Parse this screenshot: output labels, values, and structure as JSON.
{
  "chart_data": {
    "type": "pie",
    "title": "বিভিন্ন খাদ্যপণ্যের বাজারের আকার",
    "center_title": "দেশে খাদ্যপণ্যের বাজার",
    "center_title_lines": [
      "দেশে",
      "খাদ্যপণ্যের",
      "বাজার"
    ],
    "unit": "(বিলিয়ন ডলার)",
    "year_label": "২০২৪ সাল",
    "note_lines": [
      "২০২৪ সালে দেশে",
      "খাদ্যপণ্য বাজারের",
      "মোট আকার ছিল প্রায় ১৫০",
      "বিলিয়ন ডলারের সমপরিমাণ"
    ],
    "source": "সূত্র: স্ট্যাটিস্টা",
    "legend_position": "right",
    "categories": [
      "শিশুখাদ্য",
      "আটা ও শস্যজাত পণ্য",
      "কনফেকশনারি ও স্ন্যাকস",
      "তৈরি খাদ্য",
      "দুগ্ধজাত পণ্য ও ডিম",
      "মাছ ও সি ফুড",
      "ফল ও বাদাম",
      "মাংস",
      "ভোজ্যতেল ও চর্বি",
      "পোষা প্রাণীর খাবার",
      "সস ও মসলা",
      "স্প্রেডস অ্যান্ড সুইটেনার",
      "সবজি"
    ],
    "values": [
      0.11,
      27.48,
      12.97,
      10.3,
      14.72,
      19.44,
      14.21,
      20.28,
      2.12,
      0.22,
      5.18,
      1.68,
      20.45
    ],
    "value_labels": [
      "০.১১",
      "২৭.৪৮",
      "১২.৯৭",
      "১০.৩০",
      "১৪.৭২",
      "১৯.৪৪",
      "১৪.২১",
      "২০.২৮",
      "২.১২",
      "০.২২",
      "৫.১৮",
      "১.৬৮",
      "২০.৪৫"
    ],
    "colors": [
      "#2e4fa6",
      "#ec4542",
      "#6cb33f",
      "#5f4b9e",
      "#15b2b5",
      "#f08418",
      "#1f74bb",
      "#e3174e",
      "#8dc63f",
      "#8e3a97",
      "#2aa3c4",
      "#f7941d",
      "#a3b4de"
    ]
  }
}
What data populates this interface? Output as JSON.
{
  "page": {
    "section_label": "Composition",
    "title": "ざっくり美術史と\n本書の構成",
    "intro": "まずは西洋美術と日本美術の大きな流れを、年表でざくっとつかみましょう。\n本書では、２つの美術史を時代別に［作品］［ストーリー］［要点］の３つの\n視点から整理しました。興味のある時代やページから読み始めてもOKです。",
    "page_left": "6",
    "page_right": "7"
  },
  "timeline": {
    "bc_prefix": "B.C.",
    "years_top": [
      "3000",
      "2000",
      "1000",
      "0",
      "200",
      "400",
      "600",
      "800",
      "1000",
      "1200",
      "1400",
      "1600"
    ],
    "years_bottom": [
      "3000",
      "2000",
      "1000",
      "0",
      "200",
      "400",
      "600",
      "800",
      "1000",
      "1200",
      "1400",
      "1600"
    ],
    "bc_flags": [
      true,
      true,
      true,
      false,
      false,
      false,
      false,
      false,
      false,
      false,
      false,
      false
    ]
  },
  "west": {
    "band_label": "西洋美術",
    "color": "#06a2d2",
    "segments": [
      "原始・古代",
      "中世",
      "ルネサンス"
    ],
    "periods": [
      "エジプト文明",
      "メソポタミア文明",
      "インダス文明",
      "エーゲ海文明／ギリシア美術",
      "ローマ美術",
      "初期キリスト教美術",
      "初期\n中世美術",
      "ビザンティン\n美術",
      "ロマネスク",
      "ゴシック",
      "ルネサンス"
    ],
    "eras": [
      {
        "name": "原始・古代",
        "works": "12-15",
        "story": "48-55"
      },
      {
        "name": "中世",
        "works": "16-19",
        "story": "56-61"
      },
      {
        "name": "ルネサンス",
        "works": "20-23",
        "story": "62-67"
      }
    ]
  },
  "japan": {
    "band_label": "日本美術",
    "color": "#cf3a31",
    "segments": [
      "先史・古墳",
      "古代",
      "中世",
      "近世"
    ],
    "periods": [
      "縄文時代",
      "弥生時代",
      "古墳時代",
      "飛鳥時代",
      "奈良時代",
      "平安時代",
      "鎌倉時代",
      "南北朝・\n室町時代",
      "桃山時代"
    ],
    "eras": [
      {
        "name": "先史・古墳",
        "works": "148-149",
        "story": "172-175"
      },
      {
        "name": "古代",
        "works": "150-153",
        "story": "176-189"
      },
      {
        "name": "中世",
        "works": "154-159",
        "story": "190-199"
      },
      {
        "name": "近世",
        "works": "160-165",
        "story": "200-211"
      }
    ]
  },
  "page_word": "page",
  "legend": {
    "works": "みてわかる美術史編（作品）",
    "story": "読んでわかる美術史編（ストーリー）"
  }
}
● ● ●
● **Your objective**
Each line above that includes "values" counts once; state the total and nothing more.

● **Written response**
2